# [PROBLEM DESCRIPTION]
Determine which lines of the records include the word "symbol", and copy them.

::::

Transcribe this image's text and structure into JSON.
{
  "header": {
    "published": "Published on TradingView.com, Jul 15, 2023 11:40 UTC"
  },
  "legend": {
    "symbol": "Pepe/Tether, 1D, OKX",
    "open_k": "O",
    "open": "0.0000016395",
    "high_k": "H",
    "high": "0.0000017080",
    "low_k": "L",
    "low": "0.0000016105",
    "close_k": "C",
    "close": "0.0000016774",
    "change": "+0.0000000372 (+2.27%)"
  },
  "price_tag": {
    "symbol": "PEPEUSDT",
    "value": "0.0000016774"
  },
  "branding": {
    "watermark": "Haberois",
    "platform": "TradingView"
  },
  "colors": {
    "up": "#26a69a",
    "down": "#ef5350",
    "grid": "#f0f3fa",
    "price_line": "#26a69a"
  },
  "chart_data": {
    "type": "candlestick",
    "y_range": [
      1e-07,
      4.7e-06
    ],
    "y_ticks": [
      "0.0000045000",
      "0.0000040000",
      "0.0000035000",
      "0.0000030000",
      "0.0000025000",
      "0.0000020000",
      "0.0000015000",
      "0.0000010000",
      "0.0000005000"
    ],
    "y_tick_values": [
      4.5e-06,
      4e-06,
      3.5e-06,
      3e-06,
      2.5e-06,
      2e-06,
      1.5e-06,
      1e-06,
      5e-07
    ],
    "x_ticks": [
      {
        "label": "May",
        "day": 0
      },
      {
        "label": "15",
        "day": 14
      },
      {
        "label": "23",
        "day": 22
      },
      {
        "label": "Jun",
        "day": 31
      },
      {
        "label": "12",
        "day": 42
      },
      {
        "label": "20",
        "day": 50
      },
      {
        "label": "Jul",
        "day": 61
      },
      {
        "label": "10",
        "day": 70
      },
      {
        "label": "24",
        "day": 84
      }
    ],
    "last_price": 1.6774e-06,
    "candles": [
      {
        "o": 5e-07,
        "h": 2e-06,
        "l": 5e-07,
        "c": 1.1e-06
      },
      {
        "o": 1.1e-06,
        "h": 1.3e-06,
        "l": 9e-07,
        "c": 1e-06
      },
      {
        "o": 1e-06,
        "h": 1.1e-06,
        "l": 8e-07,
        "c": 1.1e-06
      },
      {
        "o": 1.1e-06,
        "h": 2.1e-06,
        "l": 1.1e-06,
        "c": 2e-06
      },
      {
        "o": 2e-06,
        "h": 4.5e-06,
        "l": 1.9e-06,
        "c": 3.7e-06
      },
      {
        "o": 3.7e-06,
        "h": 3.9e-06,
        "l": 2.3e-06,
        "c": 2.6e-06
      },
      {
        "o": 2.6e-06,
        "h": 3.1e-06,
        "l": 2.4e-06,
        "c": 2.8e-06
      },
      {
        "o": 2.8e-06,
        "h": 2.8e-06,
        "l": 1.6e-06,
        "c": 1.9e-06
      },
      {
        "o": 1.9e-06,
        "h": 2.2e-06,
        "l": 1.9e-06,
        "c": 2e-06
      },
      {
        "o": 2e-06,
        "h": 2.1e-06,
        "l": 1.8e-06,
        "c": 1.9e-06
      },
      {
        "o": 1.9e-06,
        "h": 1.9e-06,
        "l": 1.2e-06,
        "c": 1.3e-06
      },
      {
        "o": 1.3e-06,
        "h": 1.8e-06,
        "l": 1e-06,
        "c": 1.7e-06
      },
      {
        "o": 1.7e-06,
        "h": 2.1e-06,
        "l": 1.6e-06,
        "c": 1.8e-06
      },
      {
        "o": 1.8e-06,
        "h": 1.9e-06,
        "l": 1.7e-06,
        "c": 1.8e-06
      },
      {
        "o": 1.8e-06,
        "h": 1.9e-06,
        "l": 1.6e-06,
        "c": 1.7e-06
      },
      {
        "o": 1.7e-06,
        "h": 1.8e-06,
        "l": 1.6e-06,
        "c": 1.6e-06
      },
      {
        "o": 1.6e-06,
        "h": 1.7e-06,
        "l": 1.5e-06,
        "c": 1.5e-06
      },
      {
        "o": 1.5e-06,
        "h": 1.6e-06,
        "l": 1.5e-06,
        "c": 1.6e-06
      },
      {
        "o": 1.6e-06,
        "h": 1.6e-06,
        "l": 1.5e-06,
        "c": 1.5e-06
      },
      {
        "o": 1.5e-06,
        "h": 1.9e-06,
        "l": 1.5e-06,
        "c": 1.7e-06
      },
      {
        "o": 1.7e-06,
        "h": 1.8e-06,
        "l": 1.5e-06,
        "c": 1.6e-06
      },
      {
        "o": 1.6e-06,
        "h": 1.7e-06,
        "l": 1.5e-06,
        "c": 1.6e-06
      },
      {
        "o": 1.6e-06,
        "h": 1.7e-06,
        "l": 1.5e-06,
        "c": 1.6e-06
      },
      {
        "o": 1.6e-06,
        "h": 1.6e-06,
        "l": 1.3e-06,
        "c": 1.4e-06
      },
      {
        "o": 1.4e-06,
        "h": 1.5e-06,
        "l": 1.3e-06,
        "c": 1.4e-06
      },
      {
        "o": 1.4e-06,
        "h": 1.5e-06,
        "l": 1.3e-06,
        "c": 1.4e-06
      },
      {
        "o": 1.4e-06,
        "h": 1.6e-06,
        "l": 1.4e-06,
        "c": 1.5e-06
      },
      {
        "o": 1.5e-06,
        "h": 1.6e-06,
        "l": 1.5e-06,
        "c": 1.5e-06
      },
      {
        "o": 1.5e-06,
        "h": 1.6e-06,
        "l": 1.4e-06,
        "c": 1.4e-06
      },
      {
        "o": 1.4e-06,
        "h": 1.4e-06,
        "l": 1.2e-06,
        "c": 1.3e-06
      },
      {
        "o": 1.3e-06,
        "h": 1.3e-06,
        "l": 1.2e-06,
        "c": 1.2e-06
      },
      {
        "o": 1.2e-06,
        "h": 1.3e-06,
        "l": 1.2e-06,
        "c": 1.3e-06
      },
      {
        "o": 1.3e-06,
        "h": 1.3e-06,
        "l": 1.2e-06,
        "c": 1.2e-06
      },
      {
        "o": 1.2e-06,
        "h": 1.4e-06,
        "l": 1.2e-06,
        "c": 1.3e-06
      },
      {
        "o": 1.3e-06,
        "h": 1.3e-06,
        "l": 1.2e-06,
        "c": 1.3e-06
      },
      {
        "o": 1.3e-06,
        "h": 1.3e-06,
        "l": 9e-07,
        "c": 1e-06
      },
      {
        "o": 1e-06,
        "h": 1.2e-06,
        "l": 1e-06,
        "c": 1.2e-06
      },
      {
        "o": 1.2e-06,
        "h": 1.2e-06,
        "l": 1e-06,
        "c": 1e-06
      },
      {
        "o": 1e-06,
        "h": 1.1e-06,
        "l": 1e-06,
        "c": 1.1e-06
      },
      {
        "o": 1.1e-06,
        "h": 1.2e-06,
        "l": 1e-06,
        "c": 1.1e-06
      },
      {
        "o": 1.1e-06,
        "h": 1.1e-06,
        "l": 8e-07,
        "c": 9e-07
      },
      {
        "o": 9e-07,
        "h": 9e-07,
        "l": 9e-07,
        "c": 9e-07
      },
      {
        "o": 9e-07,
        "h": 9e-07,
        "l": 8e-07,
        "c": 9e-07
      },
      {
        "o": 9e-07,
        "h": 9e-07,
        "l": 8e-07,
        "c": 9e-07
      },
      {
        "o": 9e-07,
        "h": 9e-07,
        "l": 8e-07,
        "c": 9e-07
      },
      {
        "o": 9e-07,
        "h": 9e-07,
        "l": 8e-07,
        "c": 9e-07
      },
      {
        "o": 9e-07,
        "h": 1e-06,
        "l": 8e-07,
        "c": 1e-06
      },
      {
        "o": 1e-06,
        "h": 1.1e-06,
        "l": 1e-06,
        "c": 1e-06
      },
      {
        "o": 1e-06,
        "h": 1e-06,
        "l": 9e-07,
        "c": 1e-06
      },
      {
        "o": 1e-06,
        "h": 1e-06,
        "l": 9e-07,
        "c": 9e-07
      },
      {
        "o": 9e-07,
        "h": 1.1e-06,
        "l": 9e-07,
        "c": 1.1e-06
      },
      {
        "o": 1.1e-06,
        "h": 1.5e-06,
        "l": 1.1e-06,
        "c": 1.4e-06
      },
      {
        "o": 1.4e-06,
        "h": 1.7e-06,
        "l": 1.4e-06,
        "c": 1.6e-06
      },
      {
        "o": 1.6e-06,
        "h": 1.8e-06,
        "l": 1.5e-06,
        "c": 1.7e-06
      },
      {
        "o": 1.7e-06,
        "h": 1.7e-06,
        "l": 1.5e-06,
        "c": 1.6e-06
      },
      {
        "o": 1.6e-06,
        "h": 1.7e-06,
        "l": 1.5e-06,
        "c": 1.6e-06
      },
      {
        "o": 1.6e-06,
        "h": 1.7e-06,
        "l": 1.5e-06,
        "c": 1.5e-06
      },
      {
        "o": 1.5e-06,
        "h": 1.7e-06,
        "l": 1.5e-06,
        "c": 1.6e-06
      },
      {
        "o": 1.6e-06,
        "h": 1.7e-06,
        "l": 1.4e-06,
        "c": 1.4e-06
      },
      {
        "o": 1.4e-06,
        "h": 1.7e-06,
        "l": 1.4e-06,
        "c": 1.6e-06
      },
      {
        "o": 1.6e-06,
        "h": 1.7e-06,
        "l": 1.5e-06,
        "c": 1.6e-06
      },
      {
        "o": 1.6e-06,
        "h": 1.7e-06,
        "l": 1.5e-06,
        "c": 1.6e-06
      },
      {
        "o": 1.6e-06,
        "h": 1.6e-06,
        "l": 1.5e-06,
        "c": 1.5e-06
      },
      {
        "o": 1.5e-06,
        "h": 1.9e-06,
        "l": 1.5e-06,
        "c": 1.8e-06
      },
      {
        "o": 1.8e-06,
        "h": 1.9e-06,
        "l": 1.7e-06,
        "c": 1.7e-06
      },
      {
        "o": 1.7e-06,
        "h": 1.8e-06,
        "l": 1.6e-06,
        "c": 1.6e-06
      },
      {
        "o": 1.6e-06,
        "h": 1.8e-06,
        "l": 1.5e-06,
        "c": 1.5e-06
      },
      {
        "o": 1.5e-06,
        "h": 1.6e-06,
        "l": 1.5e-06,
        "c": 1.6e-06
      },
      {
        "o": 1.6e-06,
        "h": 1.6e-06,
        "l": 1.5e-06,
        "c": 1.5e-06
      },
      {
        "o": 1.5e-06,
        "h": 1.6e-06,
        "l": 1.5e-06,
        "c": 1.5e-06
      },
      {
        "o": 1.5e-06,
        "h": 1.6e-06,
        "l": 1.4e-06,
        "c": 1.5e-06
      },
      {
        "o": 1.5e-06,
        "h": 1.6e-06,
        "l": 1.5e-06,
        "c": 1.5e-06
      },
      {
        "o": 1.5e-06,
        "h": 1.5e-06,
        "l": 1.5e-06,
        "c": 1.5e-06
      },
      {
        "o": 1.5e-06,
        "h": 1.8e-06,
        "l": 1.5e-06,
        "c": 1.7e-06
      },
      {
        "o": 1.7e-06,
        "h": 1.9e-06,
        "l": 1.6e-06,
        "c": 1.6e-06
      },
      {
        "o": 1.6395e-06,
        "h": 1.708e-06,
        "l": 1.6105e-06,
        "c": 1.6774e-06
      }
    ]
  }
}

::::

# [RIGHT ANSWER]
    "symbol": "Pepe/Tether, 1D, OKX",
    "symbol": "PEPEUSDT",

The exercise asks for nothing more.